= OBJECTIVE =
Locate each line in the listing that contains the string "footer" and copy those lines in full.

= PROVIDED RECORDS =
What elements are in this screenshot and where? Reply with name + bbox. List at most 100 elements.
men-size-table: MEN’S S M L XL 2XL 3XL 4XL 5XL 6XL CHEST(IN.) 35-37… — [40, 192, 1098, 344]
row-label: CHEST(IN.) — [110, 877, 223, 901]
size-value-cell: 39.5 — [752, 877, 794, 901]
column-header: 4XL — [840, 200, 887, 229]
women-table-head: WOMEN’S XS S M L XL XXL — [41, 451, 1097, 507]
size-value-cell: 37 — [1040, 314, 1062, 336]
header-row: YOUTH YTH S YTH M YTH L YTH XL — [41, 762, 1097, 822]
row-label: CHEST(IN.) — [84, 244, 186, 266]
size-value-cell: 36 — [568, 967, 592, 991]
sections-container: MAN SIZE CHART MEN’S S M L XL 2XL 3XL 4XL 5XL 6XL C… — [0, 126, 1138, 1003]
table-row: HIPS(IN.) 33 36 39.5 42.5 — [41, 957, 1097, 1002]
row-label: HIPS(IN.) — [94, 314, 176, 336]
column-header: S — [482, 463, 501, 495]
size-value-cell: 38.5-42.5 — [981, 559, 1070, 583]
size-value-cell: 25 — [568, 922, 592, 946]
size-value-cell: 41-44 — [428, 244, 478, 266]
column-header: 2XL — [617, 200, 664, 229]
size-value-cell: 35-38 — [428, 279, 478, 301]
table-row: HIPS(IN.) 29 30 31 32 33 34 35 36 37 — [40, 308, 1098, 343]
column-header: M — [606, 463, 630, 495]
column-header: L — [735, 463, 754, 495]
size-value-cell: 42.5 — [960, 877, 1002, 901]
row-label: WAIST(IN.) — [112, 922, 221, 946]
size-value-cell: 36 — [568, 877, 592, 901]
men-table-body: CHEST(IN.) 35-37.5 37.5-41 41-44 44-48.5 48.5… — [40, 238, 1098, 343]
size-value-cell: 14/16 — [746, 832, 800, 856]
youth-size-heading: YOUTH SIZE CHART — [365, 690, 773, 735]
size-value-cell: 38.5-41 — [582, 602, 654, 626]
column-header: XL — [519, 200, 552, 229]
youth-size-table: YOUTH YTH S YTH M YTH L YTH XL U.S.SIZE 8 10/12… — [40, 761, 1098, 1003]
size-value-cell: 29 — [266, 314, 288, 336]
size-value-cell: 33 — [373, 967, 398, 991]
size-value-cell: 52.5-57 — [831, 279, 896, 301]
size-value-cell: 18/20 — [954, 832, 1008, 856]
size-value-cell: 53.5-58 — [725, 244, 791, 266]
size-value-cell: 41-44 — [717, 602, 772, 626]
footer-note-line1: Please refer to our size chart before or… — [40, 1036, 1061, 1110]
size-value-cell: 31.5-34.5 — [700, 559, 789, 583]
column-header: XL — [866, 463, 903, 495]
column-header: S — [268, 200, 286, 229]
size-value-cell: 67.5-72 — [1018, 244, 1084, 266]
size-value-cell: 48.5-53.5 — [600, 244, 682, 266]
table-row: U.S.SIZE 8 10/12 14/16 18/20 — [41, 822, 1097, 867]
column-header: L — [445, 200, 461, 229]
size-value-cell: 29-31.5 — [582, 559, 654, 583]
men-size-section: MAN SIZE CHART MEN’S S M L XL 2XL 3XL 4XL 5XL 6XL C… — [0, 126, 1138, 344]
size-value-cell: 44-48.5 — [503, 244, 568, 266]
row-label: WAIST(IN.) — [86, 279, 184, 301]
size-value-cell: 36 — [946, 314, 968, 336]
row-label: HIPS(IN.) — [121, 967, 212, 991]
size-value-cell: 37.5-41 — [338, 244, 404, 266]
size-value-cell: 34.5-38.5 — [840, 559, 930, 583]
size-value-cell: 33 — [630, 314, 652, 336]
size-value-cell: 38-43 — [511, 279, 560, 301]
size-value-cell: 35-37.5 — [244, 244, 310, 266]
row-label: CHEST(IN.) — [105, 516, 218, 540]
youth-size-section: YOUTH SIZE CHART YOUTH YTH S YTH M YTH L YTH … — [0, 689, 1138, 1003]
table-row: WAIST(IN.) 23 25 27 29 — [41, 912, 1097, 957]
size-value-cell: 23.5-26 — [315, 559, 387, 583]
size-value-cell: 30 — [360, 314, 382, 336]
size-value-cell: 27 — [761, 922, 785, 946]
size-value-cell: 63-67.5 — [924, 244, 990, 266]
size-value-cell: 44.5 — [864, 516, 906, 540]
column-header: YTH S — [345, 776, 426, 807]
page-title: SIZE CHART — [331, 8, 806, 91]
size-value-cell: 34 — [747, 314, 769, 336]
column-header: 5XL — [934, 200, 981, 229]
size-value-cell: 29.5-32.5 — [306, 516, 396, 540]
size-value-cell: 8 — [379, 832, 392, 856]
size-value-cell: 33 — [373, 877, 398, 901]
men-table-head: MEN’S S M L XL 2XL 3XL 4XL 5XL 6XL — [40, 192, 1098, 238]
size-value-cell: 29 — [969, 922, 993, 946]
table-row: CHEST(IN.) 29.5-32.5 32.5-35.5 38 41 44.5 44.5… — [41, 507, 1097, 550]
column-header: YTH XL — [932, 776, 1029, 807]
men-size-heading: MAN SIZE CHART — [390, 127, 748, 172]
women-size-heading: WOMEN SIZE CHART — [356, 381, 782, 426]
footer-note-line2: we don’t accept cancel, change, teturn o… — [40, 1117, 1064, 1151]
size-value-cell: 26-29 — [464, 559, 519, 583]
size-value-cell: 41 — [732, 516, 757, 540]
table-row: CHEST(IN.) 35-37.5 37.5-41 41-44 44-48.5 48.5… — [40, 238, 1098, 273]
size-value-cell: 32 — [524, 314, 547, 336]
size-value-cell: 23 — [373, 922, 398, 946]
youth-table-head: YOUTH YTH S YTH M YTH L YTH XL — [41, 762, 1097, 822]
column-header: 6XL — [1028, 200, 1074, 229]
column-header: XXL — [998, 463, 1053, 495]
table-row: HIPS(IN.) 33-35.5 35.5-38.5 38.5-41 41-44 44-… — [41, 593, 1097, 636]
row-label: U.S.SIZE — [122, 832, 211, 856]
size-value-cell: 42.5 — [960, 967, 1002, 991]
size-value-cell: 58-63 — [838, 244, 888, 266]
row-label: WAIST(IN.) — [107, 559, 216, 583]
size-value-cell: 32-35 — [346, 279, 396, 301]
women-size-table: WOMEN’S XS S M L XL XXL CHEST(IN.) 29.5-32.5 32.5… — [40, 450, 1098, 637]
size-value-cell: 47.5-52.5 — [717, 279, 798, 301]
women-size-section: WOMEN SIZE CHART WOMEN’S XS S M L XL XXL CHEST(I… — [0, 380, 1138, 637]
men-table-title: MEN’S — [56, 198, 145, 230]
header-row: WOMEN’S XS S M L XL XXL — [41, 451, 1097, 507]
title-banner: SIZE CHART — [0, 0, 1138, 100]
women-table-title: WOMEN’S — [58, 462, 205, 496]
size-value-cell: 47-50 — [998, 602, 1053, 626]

= RESPONSE TO THIS TASK =
footer-note-line1: Please refer to our size chart before or… — [40, 1036, 1061, 1110]
footer-note-line2: we don’t accept cancel, change, teturn o… — [40, 1117, 1064, 1151]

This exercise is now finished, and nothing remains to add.